**Required work:**
In your copy, repeat the records exactly and leave out the pictures.

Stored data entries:
========

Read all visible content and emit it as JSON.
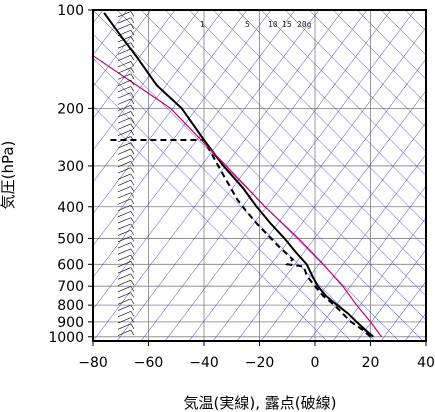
{
  "chart_data": {
    "type": "line",
    "title": "",
    "xlabel": "気温(実線), 露点(破線)",
    "ylabel": "気圧(hPa)",
    "xlim": [
      -80,
      40
    ],
    "ylim": [
      1030,
      100
    ],
    "y_scale": "log",
    "x_ticks": [
      "−80",
      "−60",
      "−40",
      "−20",
      "0",
      "20",
      "40"
    ],
    "x_tick_values": [
      -80,
      -60,
      -40,
      -20,
      0,
      20,
      40
    ],
    "y_ticks": [
      "100",
      "200",
      "300",
      "400",
      "500",
      "600",
      "700",
      "800",
      "900",
      "1000"
    ],
    "y_tick_values": [
      100,
      200,
      300,
      400,
      500,
      600,
      700,
      800,
      900,
      1000
    ],
    "mixing_ratio_labels": [
      "1",
      "5",
      "10",
      "15",
      "20g"
    ],
    "mixing_ratio_values": [
      1,
      5,
      10,
      15,
      20
    ],
    "grid": true,
    "series": [
      {
        "role": "temperature",
        "style": "solid",
        "color": "#000000",
        "points": [
          [
            21,
            1000
          ],
          [
            18,
            950
          ],
          [
            15,
            900
          ],
          [
            12,
            850
          ],
          [
            8,
            800
          ],
          [
            4,
            750
          ],
          [
            1,
            700
          ],
          [
            -1,
            650
          ],
          [
            -3,
            600
          ],
          [
            -7,
            550
          ],
          [
            -11,
            500
          ],
          [
            -16,
            450
          ],
          [
            -21,
            400
          ],
          [
            -26,
            350
          ],
          [
            -33,
            300
          ],
          [
            -40,
            250
          ],
          [
            -48,
            200
          ],
          [
            -57,
            170
          ],
          [
            -64,
            140
          ],
          [
            -70,
            120
          ],
          [
            -76,
            102
          ]
        ]
      },
      {
        "role": "dewpoint",
        "style": "dashed",
        "color": "#000000",
        "points": [
          [
            20,
            1000
          ],
          [
            17,
            950
          ],
          [
            13,
            900
          ],
          [
            10,
            850
          ],
          [
            7,
            800
          ],
          [
            3,
            750
          ],
          [
            0,
            700
          ],
          [
            -3,
            650
          ],
          [
            -4,
            610
          ],
          [
            -10,
            600
          ],
          [
            -8,
            580
          ],
          [
            -13,
            530
          ],
          [
            -21,
            450
          ],
          [
            -25,
            410
          ],
          [
            -28,
            380
          ],
          [
            -33,
            320
          ],
          [
            -40,
            250
          ],
          [
            -74,
            250
          ]
        ]
      },
      {
        "role": "parcel",
        "style": "solid",
        "color": "#cc0066",
        "points": [
          [
            24,
            1000
          ],
          [
            20,
            900
          ],
          [
            15,
            800
          ],
          [
            10,
            700
          ],
          [
            3,
            600
          ],
          [
            -6,
            500
          ],
          [
            -18,
            400
          ],
          [
            -32,
            300
          ],
          [
            -52,
            200
          ],
          [
            -80,
            138
          ]
        ]
      }
    ],
    "wind_barbs_column_x": -71,
    "wind_barbs_note": ""
  },
  "colors": {
    "grid": "#808080",
    "isotherm_lines": "#3333cc",
    "temperature": "#000000",
    "dewpoint": "#000000",
    "parcel": "#cc0066",
    "barbs": "#000000"
  }
}
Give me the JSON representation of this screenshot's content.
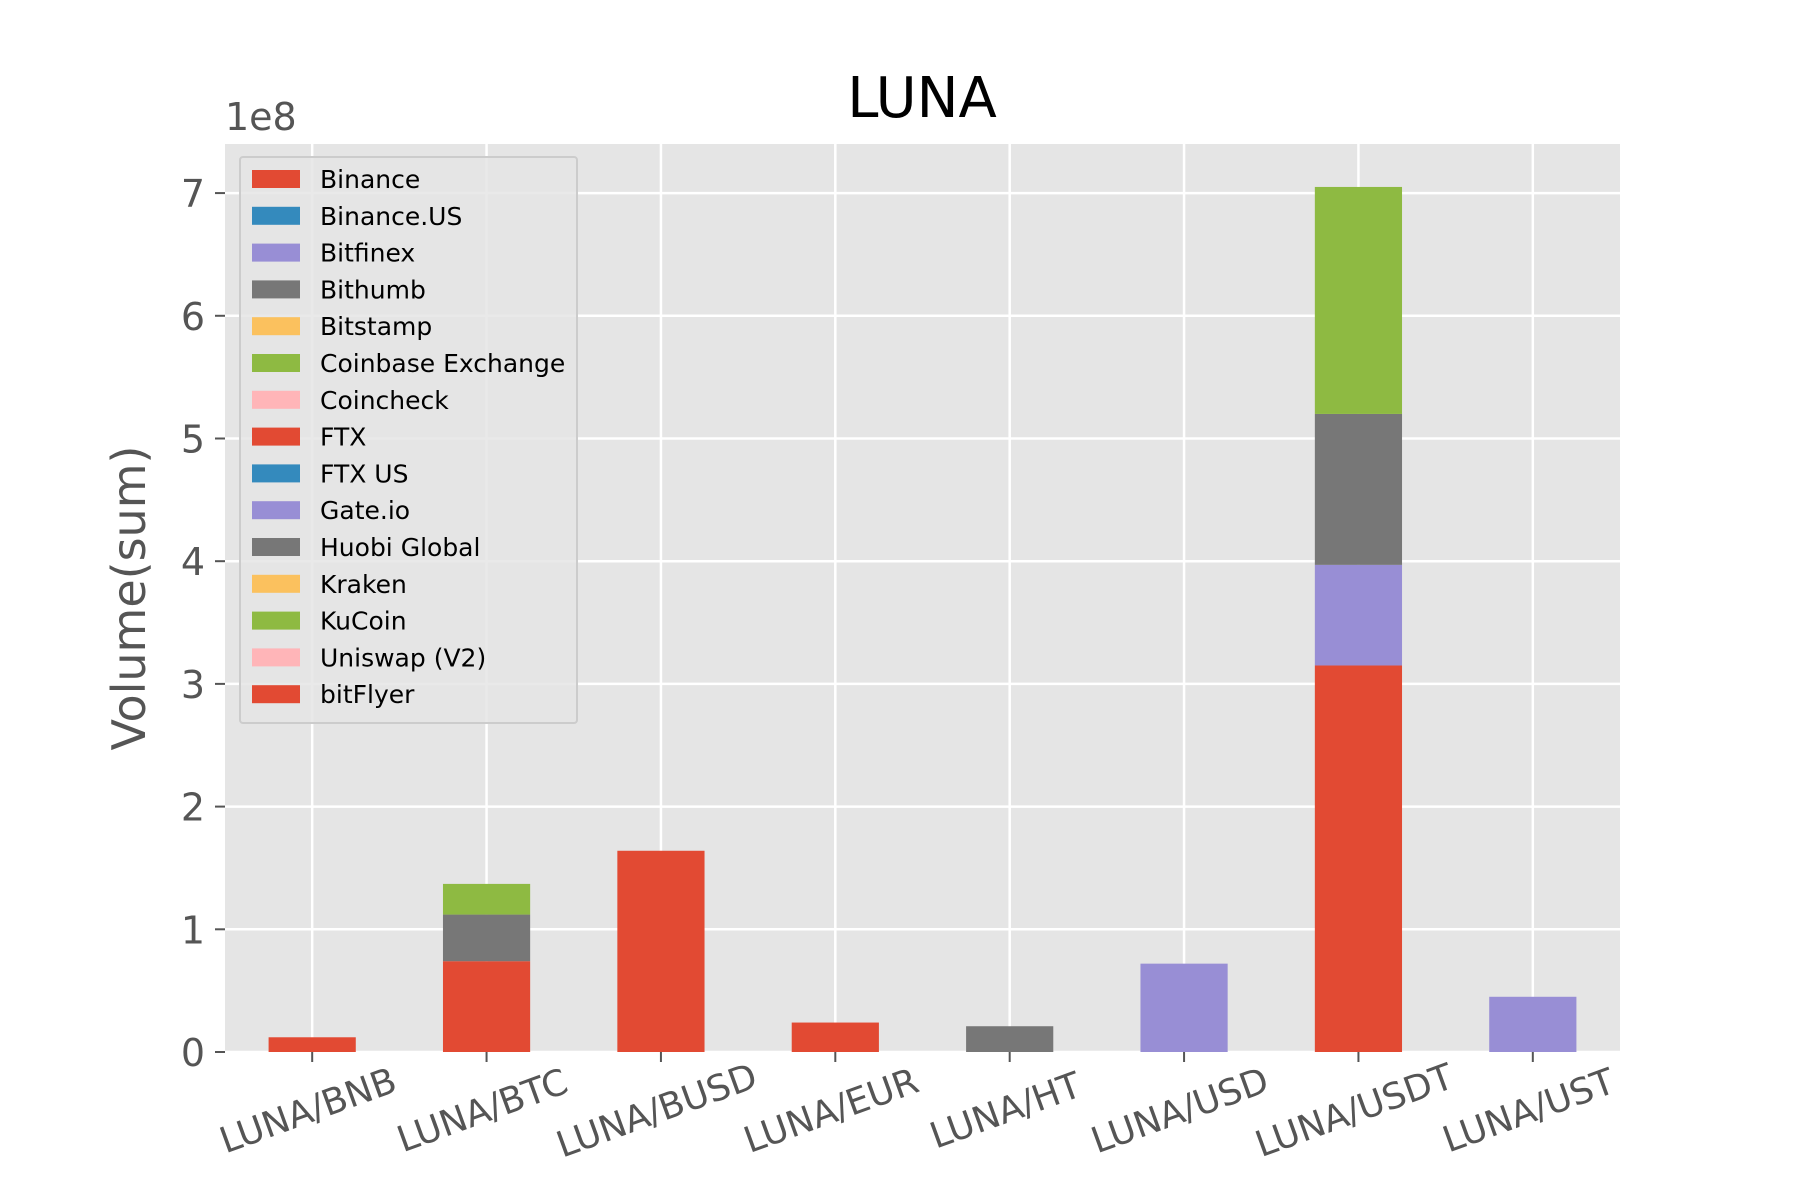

========

**Exercise result:**
Read all visible content and emit it as JSON.
{
  "chart_data": {
    "type": "line",
    "title": "",
    "xlabel": "気温(実線), 露点(破線)",
    "ylabel": "気圧(hPa)",
    "xlim": [
      -80,
      40
    ],
    "ylim": [
      1030,
      100
    ],
    "y_scale": "log",
    "x_ticks": [
      "−80",
      "−60",
      "−40",
      "−20",
      "0",
      "20",
      "40"
    ],
    "x_tick_values": [
      -80,
      -60,
      -40,
      -20,
      0,
      20,
      40
    ],
    "y_ticks": [
      "100",
      "200",
      "300",
      "400",
      "500",
      "600",
      "700",
      "800",
      "900",
      "1000"
    ],
    "y_tick_values": [
      100,
      200,
      300,
      400,
      500,
      600,
      700,
      800,
      900,
      1000
    ],
    "mixing_ratio_labels": [
      "1",
      "5",
      "10",
      "15",
      "20g"
    ],
    "mixing_ratio_values": [
      1,
      5,
      10,
      15,
      20
    ],
    "grid": true,
    "series": [
      {
        "role": "temperature",
        "style": "solid",
        "color": "#000000",
        "points": [
          [
            21,
            1000
          ],
          [
            18,
            950
          ],
          [
            15,
            900
          ],
          [
            12,
            850
          ],
          [
            8,
            800
          ],
          [
            4,
            750
          ],
          [
            1,
            700
          ],
          [
            -1,
            650
          ],
          [
            -3,
            600
          ],
          [
            -7,
            550
          ],
          [
            -11,
            500
          ],
          [
            -16,
            450
          ],
          [
            -21,
            400
          ],
          [
            -26,
            350
          ],
          [
            -33,
            300
          ],
          [
            -40,
            250
          ],
          [
            -48,
            200
          ],
          [
            -57,
            170
          ],
          [
            -64,
            140
          ],
          [
            -70,
            120
          ],
          [
            -76,
            102
          ]
        ]
      },
      {
        "role": "dewpoint",
        "style": "dashed",
        "color": "#000000",
        "points": [
          [
            20,
            1000
          ],
          [
            17,
            950
          ],
          [
            13,
            900
          ],
          [
            10,
            850
          ],
          [
            7,
            800
          ],
          [
            3,
            750
          ],
          [
            0,
            700
          ],
          [
            -3,
            650
          ],
          [
            -4,
            610
          ],
          [
            -10,
            600
          ],
          [
            -8,
            580
          ],
          [
            -13,
            530
          ],
          [
            -21,
            450
          ],
          [
            -25,
            410
          ],
          [
            -28,
            380
          ],
          [
            -33,
            320
          ],
          [
            -40,
            250
          ],
          [
            -74,
            250
          ]
        ]
      },
      {
        "role": "parcel",
        "style": "solid",
        "color": "#cc0066",
        "points": [
          [
            24,
            1000
          ],
          [
            20,
            900
          ],
          [
            15,
            800
          ],
          [
            10,
            700
          ],
          [
            3,
            600
          ],
          [
            -6,
            500
          ],
          [
            -18,
            400
          ],
          [
            -32,
            300
          ],
          [
            -52,
            200
          ],
          [
            -80,
            138
          ]
        ]
      }
    ],
    "wind_barbs_column_x": -71,
    "wind_barbs_note": ""
  },
  "colors": {
    "grid": "#808080",
    "isotherm_lines": "#3333cc",
    "temperature": "#000000",
    "dewpoint": "#000000",
    "parcel": "#cc0066",
    "barbs": "#000000"
  }
}
Give me the JSON representation of this screenshot's content.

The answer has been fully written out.